* _Exercise aim_: The entries below are to be written out again without alteration.

* _Stored data_:

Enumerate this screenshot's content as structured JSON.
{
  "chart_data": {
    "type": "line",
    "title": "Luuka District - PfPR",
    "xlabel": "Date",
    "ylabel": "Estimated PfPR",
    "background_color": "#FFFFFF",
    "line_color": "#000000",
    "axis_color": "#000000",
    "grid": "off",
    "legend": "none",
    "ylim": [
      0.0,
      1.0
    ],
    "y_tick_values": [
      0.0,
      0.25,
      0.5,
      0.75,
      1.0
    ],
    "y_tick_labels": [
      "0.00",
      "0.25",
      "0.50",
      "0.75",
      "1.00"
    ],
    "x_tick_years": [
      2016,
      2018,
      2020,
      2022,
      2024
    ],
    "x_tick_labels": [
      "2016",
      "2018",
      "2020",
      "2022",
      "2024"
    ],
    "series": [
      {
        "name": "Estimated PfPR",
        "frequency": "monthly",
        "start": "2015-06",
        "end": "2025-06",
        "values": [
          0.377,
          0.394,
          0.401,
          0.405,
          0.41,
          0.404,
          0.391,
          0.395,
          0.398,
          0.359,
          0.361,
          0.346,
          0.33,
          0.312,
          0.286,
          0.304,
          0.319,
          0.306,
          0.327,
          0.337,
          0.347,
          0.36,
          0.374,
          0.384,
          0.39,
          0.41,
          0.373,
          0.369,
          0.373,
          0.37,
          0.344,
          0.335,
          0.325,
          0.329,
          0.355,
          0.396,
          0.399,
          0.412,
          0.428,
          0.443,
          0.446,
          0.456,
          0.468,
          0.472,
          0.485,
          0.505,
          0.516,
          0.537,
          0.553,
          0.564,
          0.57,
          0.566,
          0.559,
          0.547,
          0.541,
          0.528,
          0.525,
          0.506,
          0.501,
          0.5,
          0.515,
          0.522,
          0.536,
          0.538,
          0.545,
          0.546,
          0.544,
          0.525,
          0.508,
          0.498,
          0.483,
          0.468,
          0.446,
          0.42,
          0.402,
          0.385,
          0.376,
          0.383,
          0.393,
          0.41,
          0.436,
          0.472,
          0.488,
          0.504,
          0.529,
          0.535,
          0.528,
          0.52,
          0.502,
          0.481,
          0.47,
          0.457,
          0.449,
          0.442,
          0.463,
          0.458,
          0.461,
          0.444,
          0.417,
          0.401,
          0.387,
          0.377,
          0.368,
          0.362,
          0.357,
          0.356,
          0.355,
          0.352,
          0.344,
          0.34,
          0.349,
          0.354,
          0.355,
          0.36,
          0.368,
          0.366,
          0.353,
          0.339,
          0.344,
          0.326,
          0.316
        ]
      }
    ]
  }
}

* _Solution to the problem_:
Enumerate this screenshot's content as structured JSON.
{
  "chart_data": {
    "type": "line",
    "title": "Luuka District - PfPR",
    "xlabel": "Date",
    "ylabel": "Estimated PfPR",
    "background_color": "#FFFFFF",
    "line_color": "#000000",
    "axis_color": "#000000",
    "grid": "off",
    "legend": "none",
    "ylim": [
      0.0,
      1.0
    ],
    "y_tick_values": [
      0.0,
      0.25,
      0.5,
      0.75,
      1.0
    ],
    "y_tick_labels": [
      "0.00",
      "0.25",
      "0.50",
      "0.75",
      "1.00"
    ],
    "x_tick_years": [
      2016,
      2018,
      2020,
      2022,
      2024
    ],
    "x_tick_labels": [
      "2016",
      "2018",
      "2020",
      "2022",
      "2024"
    ],
    "series": [
      {
        "name": "Estimated PfPR",
        "frequency": "monthly",
        "start": "2015-06",
        "end": "2025-06",
        "values": [
          0.377,
          0.394,
          0.401,
          0.405,
          0.41,
          0.404,
          0.391,
          0.395,
          0.398,
          0.359,
          0.361,
          0.346,
          0.33,
          0.312,
          0.286,
          0.304,
          0.319,
          0.306,
          0.327,
          0.337,
          0.347,
          0.36,
          0.374,
          0.384,
          0.39,
          0.41,
          0.373,
          0.369,
          0.373,
          0.37,
          0.344,
          0.335,
          0.325,
          0.329,
          0.355,
          0.396,
          0.399,
          0.412,
          0.428,
          0.443,
          0.446,
          0.456,
          0.468,
          0.472,
          0.485,
          0.505,
          0.516,
          0.537,
          0.553,
          0.564,
          0.57,
          0.566,
          0.559,
          0.547,
          0.541,
          0.528,
          0.525,
          0.506,
          0.501,
          0.5,
          0.515,
          0.522,
          0.536,
          0.538,
          0.545,
          0.546,
          0.544,
          0.525,
          0.508,
          0.498,
          0.483,
          0.468,
          0.446,
          0.42,
          0.402,
          0.385,
          0.376,
          0.383,
          0.393,
          0.41,
          0.436,
          0.472,
          0.488,
          0.504,
          0.529,
          0.535,
          0.528,
          0.52,
          0.502,
          0.481,
          0.47,
          0.457,
          0.449,
          0.442,
          0.463,
          0.458,
          0.461,
          0.444,
          0.417,
          0.401,
          0.387,
          0.377,
          0.368,
          0.362,
          0.357,
          0.356,
          0.355,
          0.352,
          0.344,
          0.34,
          0.349,
          0.354,
          0.355,
          0.36,
          0.368,
          0.366,
          0.353,
          0.339,
          0.344,
          0.326,
          0.316
        ]
      }
    ]
  }
}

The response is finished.